But we’ll get there. Because over the next six episodes of this podcast, I’ll be sharing that whole journey with you. This episode is just the first step, noticing and questioning all the strange things in the Garden we tend to overlook...and Rabbi Forhman had a lot of questions about those trees.

Rabbi Fohrman: Sometimes there are these basic questions, very obvious questions, in every Biblical story.

Imu: The “elephant in the room” questions.

Rabbi Fohrman: The “elephant in the room” questions. So, let me lay out for you a couple of these, sort of, “elephant in the room” questions that just have to do with the setting of the story, and the first one is this.

Imagine you’ve got this story, and you're like this eager seven-year-old child as Grandpa sits down on your bed and reads you your bedtime story. So Grandpa starts and says, “Well, once upon a time, there was the Almighty God and He created these human beings, and He made this special garden. It was wonderful, and there were all these trees. But Imu, my dear, there were two special trees in the garden, and one of them was a Tree of Knowledge of Good and Evil and the other was a Tree of Life. 

Now, if Imu is curious, even before Grandpa gets to the rest of the story, Imu probably has one of those “elephant in the room" questions percolating in his mind. So you might say, “Grandpa, these are very mysterious trees. I don't really associate trees with knowledge of good and evil. There's a whole shelf of philosophy books in your study, Grandpa, that deal with good and evil. If I wanted to learn about good and evil, I would go there. I wouldn't go look at a tree. And also, very strangely, you’re talking about “Trees of Life”. I know what a huckleberry tree is. I have a cherry tree that I heard George Washington once cut down. But a “Tree of Life” is a strange way of classifying a tree. So Grandpa might say, “Yes, Imu. Well, the trees are very mysterious,” and “just get used to it.” But it doesn't sound like Grandpa has a very good story going. And then, you know, imagine Imu complains to Mom, “I don't want Grandpa to come back tomorrow. He's a nice guy, but I don’t think he’s a very good storyteller.”

Imu: I love how the seven-year-old version of me is a literary critic.
#####
- OBJECTIVES
1. In the podcast excerpt about the two trees in the Garden, why would the seven-year-old listener find a "Tree of Knowledge of Good and Evil" strange? Answer in one to three sentences.
2. Write the next part of the podcast excerpt about the two trees in the Garden, picking up after its final line.

(Element and region data)
#####
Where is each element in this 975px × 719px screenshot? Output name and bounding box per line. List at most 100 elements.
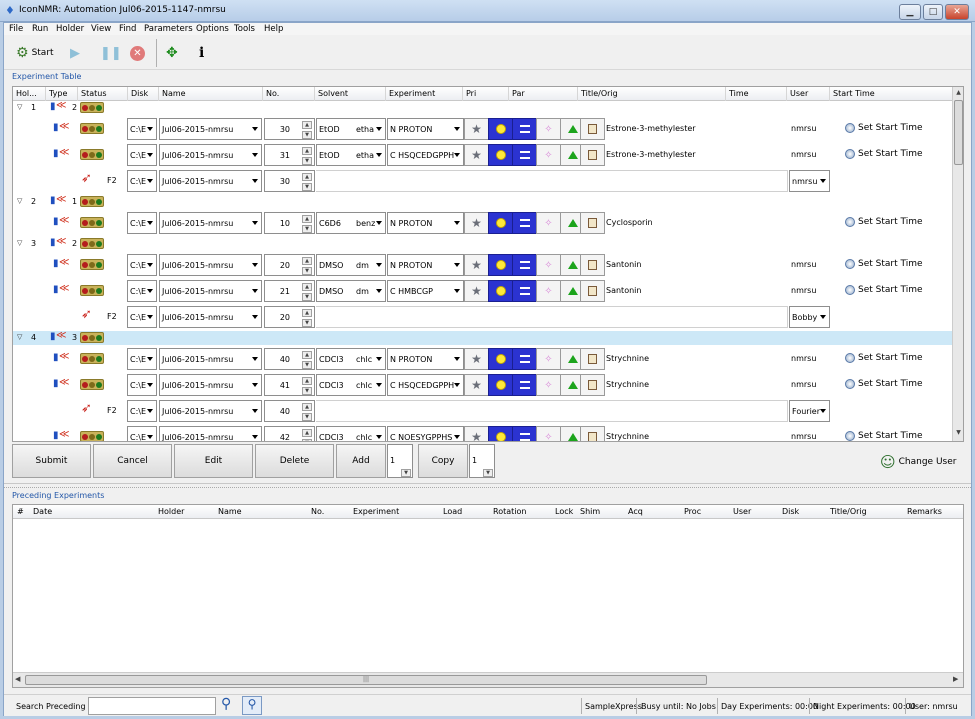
par-sun-button[interactable] bbox=[488, 144, 513, 166]
solvent-select[interactable]: CDCl3 chlc bbox=[316, 374, 386, 396]
par-document-button[interactable] bbox=[580, 254, 605, 276]
par-equals-button[interactable] bbox=[512, 212, 537, 234]
par-sun-button[interactable] bbox=[488, 348, 513, 370]
name-select[interactable]: Jul06-2015-nmrsu bbox=[159, 212, 262, 234]
menu-options[interactable]: Options bbox=[196, 24, 229, 34]
par-sun-button[interactable] bbox=[488, 280, 513, 302]
experiment-row[interactable]: ▮ ≪ C:\E Jul06-2015-nmrsu 40 ▲ ▼ CDCl3 chlc N PRO… bbox=[13, 347, 952, 371]
par-sun-button[interactable] bbox=[488, 118, 513, 140]
stepper-down-icon[interactable]: ▼ bbox=[302, 267, 312, 275]
stepper-up-icon[interactable]: ▲ bbox=[302, 351, 312, 359]
preceding-column-header[interactable]: Disk bbox=[782, 507, 799, 516]
disk-select[interactable]: C:\E bbox=[127, 144, 157, 166]
stepper-up-icon[interactable]: ▲ bbox=[302, 309, 312, 317]
preceding-column-header[interactable]: Holder bbox=[158, 507, 184, 516]
par-equals-button[interactable] bbox=[512, 118, 537, 140]
name-select[interactable]: Jul06-2015-nmrsu bbox=[159, 426, 262, 441]
par-document-button[interactable] bbox=[580, 144, 605, 166]
holder-group-row[interactable]: ▽ 3 ▮ ≪ 2 bbox=[13, 236, 952, 251]
column-header[interactable]: Par bbox=[512, 89, 525, 98]
collapse-arrow-icon[interactable]: ▽ bbox=[17, 239, 22, 247]
column-header[interactable]: Experiment bbox=[389, 89, 435, 98]
column-header[interactable]: Start Time bbox=[833, 89, 875, 98]
preceding-column-header[interactable]: User bbox=[733, 507, 751, 516]
number-stepper[interactable]: 21 ▲ ▼ bbox=[264, 280, 315, 302]
experiment-row[interactable]: ▮ ≪ C:\E Jul06-2015-nmrsu 10 ▲ ▼ C6D6 benz N PROT… bbox=[13, 211, 952, 235]
set-start-time-link[interactable]: Set Start Time bbox=[858, 217, 923, 227]
experiment-select[interactable]: C HSQCEDGPPH bbox=[387, 144, 464, 166]
clock-icon[interactable] bbox=[845, 217, 855, 227]
clock-icon[interactable] bbox=[845, 123, 855, 133]
stepper-down-icon[interactable]: ▼ bbox=[302, 319, 312, 327]
priority-button[interactable]: ★ bbox=[464, 144, 489, 166]
menu-parameters[interactable]: Parameters bbox=[144, 24, 193, 34]
experiment-row[interactable]: ➶ F2 C:\E Jul06-2015-nmrsu 20 ▲ ▼ Bobby bbox=[13, 305, 952, 329]
column-header[interactable]: Time bbox=[729, 89, 749, 98]
par-equals-button[interactable] bbox=[512, 426, 537, 441]
preceding-column-header[interactable]: Title/Orig bbox=[830, 507, 867, 516]
experiment-select[interactable]: C HSQCEDGPPH bbox=[387, 374, 464, 396]
experiment-vertical-scrollbar[interactable]: ▲ ▼ bbox=[952, 87, 963, 441]
par-equals-button[interactable] bbox=[512, 348, 537, 370]
stepper-up-icon[interactable]: ▲ bbox=[302, 283, 312, 291]
disk-select[interactable]: C:\E bbox=[127, 118, 157, 140]
name-select[interactable]: Jul06-2015-nmrsu bbox=[159, 118, 262, 140]
experiment-row[interactable]: ▮ ≪ C:\E Jul06-2015-nmrsu 31 ▲ ▼ EtOD etha C HSQC… bbox=[13, 143, 952, 167]
par-equals-button[interactable] bbox=[512, 144, 537, 166]
scroll-left-arrow[interactable]: ◀ bbox=[15, 675, 20, 683]
stepper-down-icon[interactable]: ▼ bbox=[302, 387, 312, 395]
number-stepper[interactable]: 40 ▲ ▼ bbox=[264, 400, 315, 422]
column-header[interactable]: No. bbox=[266, 89, 279, 98]
stepper-up-icon[interactable]: ▲ bbox=[302, 173, 312, 181]
number-stepper[interactable]: 10 ▲ ▼ bbox=[264, 212, 315, 234]
name-select[interactable]: Jul06-2015-nmrsu bbox=[159, 400, 262, 422]
experiment-row[interactable]: ➶ F2 C:\E Jul06-2015-nmrsu 40 ▲ ▼ Fourier bbox=[13, 399, 952, 423]
scroll-up-arrow[interactable]: ▲ bbox=[954, 89, 963, 99]
preceding-column-header[interactable]: Rotation bbox=[493, 507, 526, 516]
preceding-column-header[interactable]: Shim bbox=[580, 507, 600, 516]
set-start-time-link[interactable]: Set Start Time bbox=[858, 285, 923, 295]
par-document-button[interactable] bbox=[580, 118, 605, 140]
preceding-column-header[interactable]: # bbox=[17, 507, 24, 516]
preceding-column-header[interactable]: Name bbox=[218, 507, 242, 516]
preceding-column-header[interactable]: Load bbox=[443, 507, 462, 516]
column-header[interactable]: Title/Orig bbox=[581, 89, 618, 98]
stop-button[interactable]: ✕ bbox=[130, 43, 145, 63]
priority-button[interactable]: ★ bbox=[464, 348, 489, 370]
par-spin-button[interactable]: ✧ bbox=[536, 348, 561, 370]
holder-group-row[interactable]: ▽ 2 ▮ ≪ 1 bbox=[13, 194, 952, 209]
column-header[interactable]: Pri bbox=[466, 89, 476, 98]
par-equals-button[interactable] bbox=[512, 374, 537, 396]
par-spin-button[interactable]: ✧ bbox=[536, 212, 561, 234]
preceding-horizontal-scrollbar[interactable]: ◀ ||| ▶ bbox=[13, 672, 963, 687]
solvent-select[interactable]: C6D6 benz bbox=[316, 212, 386, 234]
pause-button[interactable]: ❚❚ bbox=[100, 43, 122, 63]
stepper-down-icon[interactable]: ▼ bbox=[302, 293, 312, 301]
holder-group-row[interactable]: ▽ 4 ▮ ≪ 3 bbox=[13, 330, 952, 345]
par-spin-button[interactable]: ✧ bbox=[536, 118, 561, 140]
priority-button[interactable]: ★ bbox=[464, 254, 489, 276]
set-start-time-link[interactable]: Set Start Time bbox=[858, 123, 923, 133]
add-count-stepper[interactable]: 1 ▼ bbox=[387, 444, 413, 478]
par-sun-button[interactable] bbox=[488, 426, 513, 441]
stepper-down-icon[interactable]: ▼ bbox=[302, 157, 312, 165]
experiment-select[interactable]: N PROTON bbox=[387, 254, 464, 276]
par-sun-button[interactable] bbox=[488, 254, 513, 276]
name-select[interactable]: Jul06-2015-nmrsu bbox=[159, 348, 262, 370]
scroll-down-arrow[interactable]: ▼ bbox=[954, 429, 963, 439]
stepper-up-icon[interactable]: ▲ bbox=[302, 377, 312, 385]
stepper-down-icon[interactable]: ▼ bbox=[302, 413, 312, 421]
menu-tools[interactable]: Tools bbox=[234, 24, 255, 34]
par-spin-button[interactable]: ✧ bbox=[536, 254, 561, 276]
experiment-select[interactable]: N PROTON bbox=[387, 212, 464, 234]
clock-icon[interactable] bbox=[845, 379, 855, 389]
menu-view[interactable]: View bbox=[91, 24, 111, 34]
clock-icon[interactable] bbox=[845, 149, 855, 159]
disk-select[interactable]: C:\E bbox=[127, 212, 157, 234]
tools-button[interactable]: ✥ bbox=[166, 43, 178, 63]
par-spin-button[interactable]: ✧ bbox=[536, 426, 561, 441]
experiment-row[interactable]: ▮ ≪ C:\E Jul06-2015-nmrsu 20 ▲ ▼ DMSO dm N PROTON… bbox=[13, 253, 952, 277]
solvent-select[interactable]: CDCl3 chlc bbox=[316, 348, 386, 370]
par-document-button[interactable] bbox=[580, 374, 605, 396]
clock-icon[interactable] bbox=[845, 353, 855, 363]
#####
- ANSWERS
1. He does not associate trees with knowledge of good and evil. If he wanted to learn about good and evil, he would go to the shelf of philosophy books in Grandpa's study, not to a tree.

2.
Rabbi Fohrman: Exactly. And there's something unsatisfying about the story. You know, everything’s gotta hang together in a story. But there's a quality of randomness with these two trees. What in the world is the connection between a Tree of Knowledge and a Tree of Life? The thing that bothers Imu is not just that I've never met a Tree of Knowledge of Good and Evil and a Tree of Life. That's true. The dissatisfying part is, what in the world does one have to do with the other?

Imu: Right. It's sort of like, I can see where this story’s going if you said that, you know, one was the Tree of Happiness and one was the Tree of Sadness.

Rabbi Fohrman: Exactly

Imu: Those are opposites but the Tree of Knowledge of Good and Evil...Tree of Life...super random. I don't really see where this story is going, if that's the name of the trees.

Rabbi Fohrman: Right. I don't know, it feels to me like an important question to ask, but it's one of those questions I would have never asked.

Imu: So that was Rabbi Fohrman’s first question: Why a Tree of Life and a Tree of Knowledge? Those themes seem to have nothing to do with trees, or with each other. And that question prompted me to ask one of my own.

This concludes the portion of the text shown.